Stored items
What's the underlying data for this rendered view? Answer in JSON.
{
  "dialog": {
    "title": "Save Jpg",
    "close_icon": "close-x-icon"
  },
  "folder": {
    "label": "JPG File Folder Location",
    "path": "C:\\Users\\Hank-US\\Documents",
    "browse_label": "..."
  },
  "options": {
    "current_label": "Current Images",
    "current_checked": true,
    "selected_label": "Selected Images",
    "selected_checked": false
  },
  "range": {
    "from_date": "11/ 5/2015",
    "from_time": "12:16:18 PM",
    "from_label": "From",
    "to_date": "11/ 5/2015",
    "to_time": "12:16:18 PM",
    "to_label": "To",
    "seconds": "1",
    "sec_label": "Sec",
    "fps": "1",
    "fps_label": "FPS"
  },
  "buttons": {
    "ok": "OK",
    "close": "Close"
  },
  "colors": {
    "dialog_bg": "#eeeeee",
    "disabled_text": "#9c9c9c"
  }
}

What you will do:
Copy all the records above precisely.

Completed exercise:
What's the underlying data for this rendered view? Answer in JSON.
{
  "dialog": {
    "title": "Save Jpg",
    "close_icon": "close-x-icon"
  },
  "folder": {
    "label": "JPG File Folder Location",
    "path": "C:\\Users\\Hank-US\\Documents",
    "browse_label": "..."
  },
  "options": {
    "current_label": "Current Images",
    "current_checked": true,
    "selected_label": "Selected Images",
    "selected_checked": false
  },
  "range": {
    "from_date": "11/ 5/2015",
    "from_time": "12:16:18 PM",
    "from_label": "From",
    "to_date": "11/ 5/2015",
    "to_time": "12:16:18 PM",
    "to_label": "To",
    "seconds": "1",
    "sec_label": "Sec",
    "fps": "1",
    "fps_label": "FPS"
  },
  "buttons": {
    "ok": "OK",
    "close": "Close"
  },
  "colors": {
    "dialog_bg": "#eeeeee",
    "disabled_text": "#9c9c9c"
  }
}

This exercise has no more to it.